+++ Dataset +++
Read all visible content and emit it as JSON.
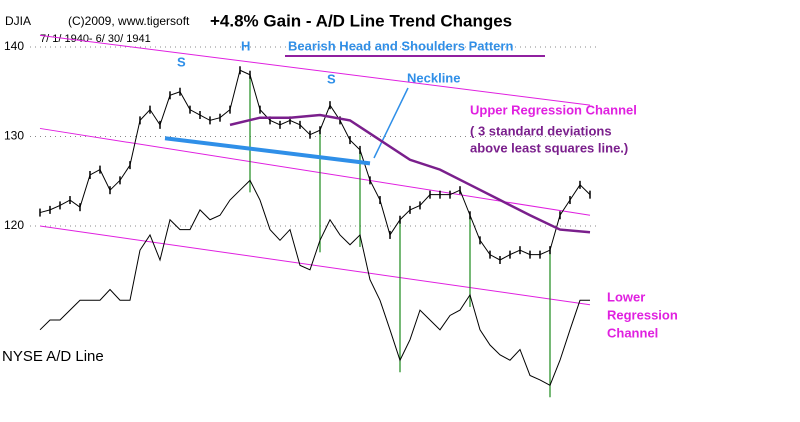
{
  "chart_data": {
    "type": "line",
    "symbol": "DJIA",
    "credit": "(C)2009, www.tigersoft",
    "title": "+4.8% Gain - A/D Line Trend Changes",
    "date_range": "7/ 1/ 1940- 6/ 30/ 1941",
    "ylim": [
      98.1,
      145.25
    ],
    "yticks": [
      120,
      130,
      140
    ],
    "grid": true,
    "series": [
      {
        "name": "DJIA",
        "color": "#000000",
        "values": [
          121.5,
          121.8,
          122.3,
          122.9,
          122.1,
          125.7,
          126.3,
          124.0,
          125.1,
          126.8,
          131.8,
          133.0,
          131.3,
          134.6,
          135.0,
          133.0,
          132.4,
          131.8,
          132.1,
          133.0,
          137.4,
          136.9,
          133.0,
          131.8,
          131.3,
          131.8,
          131.3,
          130.2,
          130.7,
          133.5,
          131.8,
          129.6,
          128.5,
          125.1,
          122.9,
          119.0,
          120.7,
          121.8,
          122.3,
          123.5,
          123.5,
          123.5,
          124.0,
          121.2,
          118.4,
          116.8,
          116.2,
          116.8,
          117.3,
          116.8,
          116.8,
          117.3,
          121.2,
          122.9,
          124.6,
          123.5
        ]
      },
      {
        "name": "NYSE A/D Line",
        "color": "#000000",
        "values": [
          108.4,
          109.5,
          109.5,
          110.6,
          111.7,
          111.7,
          111.7,
          112.9,
          111.7,
          111.7,
          117.3,
          119.0,
          116.2,
          120.7,
          119.6,
          119.6,
          121.8,
          120.7,
          121.2,
          122.9,
          124.0,
          125.1,
          122.9,
          119.6,
          118.4,
          119.6,
          115.6,
          115.1,
          118.4,
          120.7,
          119.0,
          117.9,
          119.0,
          114.0,
          111.7,
          108.4,
          105.0,
          107.3,
          110.6,
          109.5,
          108.4,
          110.0,
          110.6,
          112.3,
          108.4,
          106.7,
          105.6,
          105.0,
          106.2,
          103.3,
          102.8,
          102.2,
          105.0,
          108.4,
          111.7,
          111.7
        ]
      }
    ],
    "moving_average": {
      "color": "#7a1f8c",
      "x": [
        19,
        22,
        25,
        28,
        31,
        34,
        37,
        40,
        43,
        46,
        49,
        52,
        55
      ],
      "values": [
        131.3,
        132.1,
        132.1,
        132.4,
        131.8,
        129.6,
        127.4,
        126.3,
        124.6,
        122.9,
        121.2,
        119.6,
        119.3
      ]
    },
    "channel_lines": {
      "color": "#e020e0",
      "x": [
        0,
        55
      ],
      "lines": [
        [
          141.3,
          133.5
        ],
        [
          130.9,
          121.2
        ],
        [
          120.0,
          111.2
        ]
      ]
    },
    "neckline": {
      "color": "#2f8fe8",
      "x": [
        12.5,
        33
      ],
      "values": [
        129.8,
        127.0
      ]
    },
    "signals": {
      "color": "#1a8a1a",
      "x": [
        21,
        28,
        32,
        36,
        43,
        51
      ]
    },
    "annotations": {
      "head": "H",
      "left_shoulder": "S",
      "right_shoulder": "S",
      "pattern": "Bearish Head and Shoulders Pattern",
      "neckline_label": "Neckline",
      "upper_channel": [
        "Upper Regression Channel",
        "( 3 standard deviations",
        "above least squares line.)"
      ],
      "lower_channel": [
        "Lower",
        "Regression",
        "Channel"
      ],
      "ad_label": "NYSE A/D Line"
    }
  }
}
+++
> [Work required]
Report how many lines in this data include the string "color", and nothing else.

> [Answer in full]
6